Collected data
------------------------------------

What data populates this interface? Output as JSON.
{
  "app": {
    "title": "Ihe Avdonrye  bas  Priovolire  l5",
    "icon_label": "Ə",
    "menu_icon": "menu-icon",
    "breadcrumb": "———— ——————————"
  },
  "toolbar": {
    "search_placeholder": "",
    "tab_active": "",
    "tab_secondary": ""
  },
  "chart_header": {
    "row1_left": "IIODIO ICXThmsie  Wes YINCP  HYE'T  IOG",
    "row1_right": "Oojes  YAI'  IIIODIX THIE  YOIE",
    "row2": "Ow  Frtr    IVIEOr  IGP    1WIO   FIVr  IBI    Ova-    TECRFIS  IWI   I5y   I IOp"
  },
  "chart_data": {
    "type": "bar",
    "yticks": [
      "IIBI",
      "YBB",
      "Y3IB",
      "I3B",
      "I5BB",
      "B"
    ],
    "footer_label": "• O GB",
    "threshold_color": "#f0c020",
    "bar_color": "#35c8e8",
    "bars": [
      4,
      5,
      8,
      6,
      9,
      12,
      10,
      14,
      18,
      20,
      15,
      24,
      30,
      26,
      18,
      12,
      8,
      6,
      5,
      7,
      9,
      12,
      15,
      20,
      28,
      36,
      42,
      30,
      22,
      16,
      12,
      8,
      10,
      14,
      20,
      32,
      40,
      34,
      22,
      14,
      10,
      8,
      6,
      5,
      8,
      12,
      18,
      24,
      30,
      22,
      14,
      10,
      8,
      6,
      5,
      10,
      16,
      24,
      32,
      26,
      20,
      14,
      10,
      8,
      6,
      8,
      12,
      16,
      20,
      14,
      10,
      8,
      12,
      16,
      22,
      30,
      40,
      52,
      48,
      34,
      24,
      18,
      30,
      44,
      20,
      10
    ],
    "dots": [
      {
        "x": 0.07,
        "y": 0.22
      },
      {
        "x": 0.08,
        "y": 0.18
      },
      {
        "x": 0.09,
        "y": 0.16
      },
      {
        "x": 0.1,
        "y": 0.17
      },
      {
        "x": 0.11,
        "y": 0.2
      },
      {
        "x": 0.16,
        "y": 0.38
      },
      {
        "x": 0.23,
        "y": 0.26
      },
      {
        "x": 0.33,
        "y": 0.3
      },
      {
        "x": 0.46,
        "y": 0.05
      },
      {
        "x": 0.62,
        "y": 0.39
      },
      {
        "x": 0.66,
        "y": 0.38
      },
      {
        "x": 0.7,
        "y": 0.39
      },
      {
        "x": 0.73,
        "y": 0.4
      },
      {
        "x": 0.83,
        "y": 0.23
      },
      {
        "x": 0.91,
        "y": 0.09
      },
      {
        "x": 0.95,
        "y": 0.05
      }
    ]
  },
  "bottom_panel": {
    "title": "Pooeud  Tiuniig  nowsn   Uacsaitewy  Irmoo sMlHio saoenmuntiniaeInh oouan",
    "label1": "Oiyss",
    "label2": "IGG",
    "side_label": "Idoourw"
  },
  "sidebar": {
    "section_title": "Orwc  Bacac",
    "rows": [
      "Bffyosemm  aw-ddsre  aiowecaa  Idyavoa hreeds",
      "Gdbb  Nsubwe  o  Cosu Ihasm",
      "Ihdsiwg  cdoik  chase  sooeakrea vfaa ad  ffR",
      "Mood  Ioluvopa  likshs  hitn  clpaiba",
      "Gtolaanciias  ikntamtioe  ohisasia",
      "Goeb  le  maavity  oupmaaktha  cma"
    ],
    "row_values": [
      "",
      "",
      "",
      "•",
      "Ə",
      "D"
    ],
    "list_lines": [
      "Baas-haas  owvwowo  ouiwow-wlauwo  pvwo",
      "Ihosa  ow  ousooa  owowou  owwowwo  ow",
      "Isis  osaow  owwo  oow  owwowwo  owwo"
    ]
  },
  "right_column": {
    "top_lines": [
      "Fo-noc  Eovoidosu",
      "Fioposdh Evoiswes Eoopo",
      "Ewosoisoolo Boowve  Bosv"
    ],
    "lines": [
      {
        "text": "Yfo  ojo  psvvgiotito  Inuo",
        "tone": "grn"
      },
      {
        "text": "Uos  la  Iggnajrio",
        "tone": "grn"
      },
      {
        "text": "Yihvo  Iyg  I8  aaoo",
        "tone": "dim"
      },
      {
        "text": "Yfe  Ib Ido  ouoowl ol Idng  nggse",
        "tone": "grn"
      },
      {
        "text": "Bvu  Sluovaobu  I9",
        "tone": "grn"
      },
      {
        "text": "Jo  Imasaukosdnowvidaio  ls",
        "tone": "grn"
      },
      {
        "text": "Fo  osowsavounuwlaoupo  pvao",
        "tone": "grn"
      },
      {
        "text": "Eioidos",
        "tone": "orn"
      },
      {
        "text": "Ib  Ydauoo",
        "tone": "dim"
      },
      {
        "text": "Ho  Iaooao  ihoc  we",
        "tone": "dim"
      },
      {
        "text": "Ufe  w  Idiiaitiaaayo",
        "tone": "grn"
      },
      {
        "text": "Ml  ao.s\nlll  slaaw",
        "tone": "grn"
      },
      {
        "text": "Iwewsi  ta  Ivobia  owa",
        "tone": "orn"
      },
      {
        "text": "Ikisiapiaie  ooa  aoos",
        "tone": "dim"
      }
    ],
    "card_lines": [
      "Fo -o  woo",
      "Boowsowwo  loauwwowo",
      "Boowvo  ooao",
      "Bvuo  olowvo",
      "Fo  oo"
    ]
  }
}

------------------------------------

Copy down the material exactly as written.

What data populates this interface? Output as JSON.
{
  "app": {
    "title": "Ihe Avdonrye  bas  Priovolire  l5",
    "icon_label": "Ə",
    "menu_icon": "menu-icon",
    "breadcrumb": "———— ——————————"
  },
  "toolbar": {
    "search_placeholder": "",
    "tab_active": "",
    "tab_secondary": ""
  },
  "chart_header": {
    "row1_left": "IIODIO ICXThmsie  Wes YINCP  HYE'T  IOG",
    "row1_right": "Oojes  YAI'  IIIODIX THIE  YOIE",
    "row2": "Ow  Frtr    IVIEOr  IGP    1WIO   FIVr  IBI    Ova-    TECRFIS  IWI   I5y   I IOp"
  },
  "chart_data": {
    "type": "bar",
    "yticks": [
      "IIBI",
      "YBB",
      "Y3IB",
      "I3B",
      "I5BB",
      "B"
    ],
    "footer_label": "• O GB",
    "threshold_color": "#f0c020",
    "bar_color": "#35c8e8",
    "bars": [
      4,
      5,
      8,
      6,
      9,
      12,
      10,
      14,
      18,
      20,
      15,
      24,
      30,
      26,
      18,
      12,
      8,
      6,
      5,
      7,
      9,
      12,
      15,
      20,
      28,
      36,
      42,
      30,
      22,
      16,
      12,
      8,
      10,
      14,
      20,
      32,
      40,
      34,
      22,
      14,
      10,
      8,
      6,
      5,
      8,
      12,
      18,
      24,
      30,
      22,
      14,
      10,
      8,
      6,
      5,
      10,
      16,
      24,
      32,
      26,
      20,
      14,
      10,
      8,
      6,
      8,
      12,
      16,
      20,
      14,
      10,
      8,
      12,
      16,
      22,
      30,
      40,
      52,
      48,
      34,
      24,
      18,
      30,
      44,
      20,
      10
    ],
    "dots": [
      {
        "x": 0.07,
        "y": 0.22
      },
      {
        "x": 0.08,
        "y": 0.18
      },
      {
        "x": 0.09,
        "y": 0.16
      },
      {
        "x": 0.1,
        "y": 0.17
      },
      {
        "x": 0.11,
        "y": 0.2
      },
      {
        "x": 0.16,
        "y": 0.38
      },
      {
        "x": 0.23,
        "y": 0.26
      },
      {
        "x": 0.33,
        "y": 0.3
      },
      {
        "x": 0.46,
        "y": 0.05
      },
      {
        "x": 0.62,
        "y": 0.39
      },
      {
        "x": 0.66,
        "y": 0.38
      },
      {
        "x": 0.7,
        "y": 0.39
      },
      {
        "x": 0.73,
        "y": 0.4
      },
      {
        "x": 0.83,
        "y": 0.23
      },
      {
        "x": 0.91,
        "y": 0.09
      },
      {
        "x": 0.95,
        "y": 0.05
      }
    ]
  },
  "bottom_panel": {
    "title": "Pooeud  Tiuniig  nowsn   Uacsaitewy  Irmoo sMlHio saoenmuntiniaeInh oouan",
    "label1": "Oiyss",
    "label2": "IGG",
    "side_label": "Idoourw"
  },
  "sidebar": {
    "section_title": "Orwc  Bacac",
    "rows": [
      "Bffyosemm  aw-ddsre  aiowecaa  Idyavoa hreeds",
      "Gdbb  Nsubwe  o  Cosu Ihasm",
      "Ihdsiwg  cdoik  chase  sooeakrea vfaa ad  ffR",
      "Mood  Ioluvopa  likshs  hitn  clpaiba",
      "Gtolaanciias  ikntamtioe  ohisasia",
      "Goeb  le  maavity  oupmaaktha  cma"
    ],
    "row_values": [
      "",
      "",
      "",
      "•",
      "Ə",
      "D"
    ],
    "list_lines": [
      "Baas-haas  owvwowo  ouiwow-wlauwo  pvwo",
      "Ihosa  ow  ousooa  owowou  owwowwo  ow",
      "Isis  osaow  owwo  oow  owwowwo  owwo"
    ]
  },
  "right_column": {
    "top_lines": [
      "Fo-noc  Eovoidosu",
      "Fioposdh Evoiswes Eoopo",
      "Ewosoisoolo Boowve  Bosv"
    ],
    "lines": [
      {
        "text": "Yfo  ojo  psvvgiotito  Inuo",
        "tone": "grn"
      },
      {
        "text": "Uos  la  Iggnajrio",
        "tone": "grn"
      },
      {
        "text": "Yihvo  Iyg  I8  aaoo",
        "tone": "dim"
      },
      {
        "text": "Yfe  Ib Ido  ouoowl ol Idng  nggse",
        "tone": "grn"
      },
      {
        "text": "Bvu  Sluovaobu  I9",
        "tone": "grn"
      },
      {
        "text": "Jo  Imasaukosdnowvidaio  ls",
        "tone": "grn"
      },
      {
        "text": "Fo  osowsavounuwlaoupo  pvao",
        "tone": "grn"
      },
      {
        "text": "Eioidos",
        "tone": "orn"
      },
      {
        "text": "Ib  Ydauoo",
        "tone": "dim"
      },
      {
        "text": "Ho  Iaooao  ihoc  we",
        "tone": "dim"
      },
      {
        "text": "Ufe  w  Idiiaitiaaayo",
        "tone": "grn"
      },
      {
        "text": "Ml  ao.s\nlll  slaaw",
        "tone": "grn"
      },
      {
        "text": "Iwewsi  ta  Ivobia  owa",
        "tone": "orn"
      },
      {
        "text": "Ikisiapiaie  ooa  aoos",
        "tone": "dim"
      }
    ],
    "card_lines": [
      "Fo -o  woo",
      "Boowsowwo  loauwwowo",
      "Boowvo  ooao",
      "Bvuo  olowvo",
      "Fo  oo"
    ]
  }
}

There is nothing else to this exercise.